[Stored entries]
_ _ _

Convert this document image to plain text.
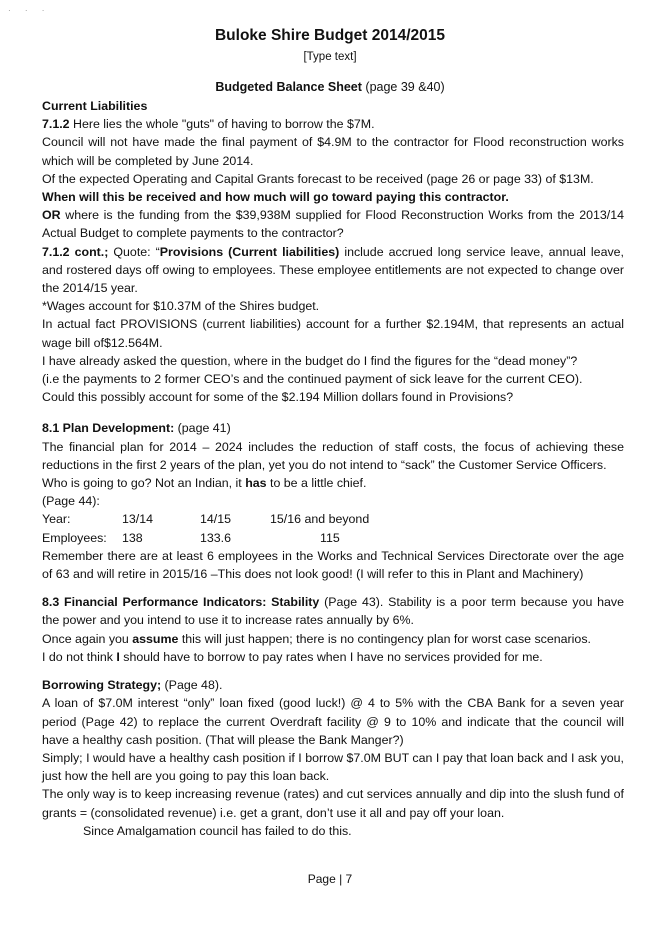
· · ·
Buloke Shire Budget 2014/2015
[Type text]
Budgeted Balance Sheet (page 39 &40)

Current Liabilities

7.1.2 Here lies the whole "guts" of having to borrow the $7M.

Council will not have made the final payment of $4.9M to the contractor for Flood reconstruction works which will be completed by June 2014.

Of the expected Operating and Capital Grants forecast to be received (page 26 or page 33) of $13M.

When will this be received and how much will go toward paying this contractor.

OR where is the funding from the $39,938M supplied for Flood Reconstruction Works from the 2013/14 Actual Budget to complete payments to the contractor?

7.1.2 cont.; Quote: “Provisions (Current liabilities) include accrued long service leave, annual leave, and rostered days off owing to employees. These employee entitlements are not expected to change over the 2014/15 year.

*Wages account for $10.37M of the Shires budget.

In actual fact PROVISIONS (current liabilities) account for a further $2.194M, that represents an actual wage bill of$12.564M.

I have already asked the question, where in the budget do I find the figures for the “dead money”?

(i.e the payments to 2 former CEO’s and the continued payment of sick leave for the current CEO).

Could this possibly account for some of the $2.194 Million dollars found in Provisions?

8.1 Plan Development: (page 41)

The financial plan for 2014 – 2024 includes the reduction of staff costs, the focus of achieving these reductions in the first 2 years of the plan, yet you do not intend to “sack” the Customer Service Officers.

Who is going to go? Not an Indian, it has to be a little chief.

(Page 44):

Year:	13/14	14/15	15/16 and beyond
Employees:	138	133.6	115

Remember there are at least 6 employees in the Works and Technical Services Directorate over the age of 63 and will retire in 2015/16 –This does not look good! (I will refer to this in Plant and Machinery)

8.3 Financial Performance Indicators: Stability (Page 43). Stability is a poor term because you have the power and you intend to use it to increase rates annually by 6%.

Once again you assume this will just happen; there is no contingency plan for worst case scenarios.

I do not think I should have to borrow to pay rates when I have no services provided for me.

Borrowing Strategy; (Page 48).

A loan of $7.0M interest “only” loan fixed (good luck!) @ 4 to 5% with the CBA Bank for a seven year period (Page 42) to replace the current Overdraft facility @ 9 to 10% and indicate that the council will have a healthy cash position. (That will please the Bank Manger?)

Simply; I would have a healthy cash position if I borrow $7.0M BUT can I pay that loan back and I ask you, just how the hell are you going to pay this loan back.

The only way is to keep increasing revenue (rates) and cut services annually and dip into the slush fund of grants = (consolidated revenue) i.e. get a grant, don’t use it all and pay off your loan.

Since Amalgamation council has failed to do this.

Page | 7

_ _ _

• _Stated task_
Identify all lines where the word "expected" shows up. Copy them.

• _Reply_
Of the expected Operating and Capital Grants forecast to be received (page 26 or page 33) of $13M.
7.1.2 cont.; Quote: “Provisions (Current liabilities) include accrued long service leave, annual leave, and rostered days off owing to employees. These employee entitlements are not expected to change over the 2014/15 year.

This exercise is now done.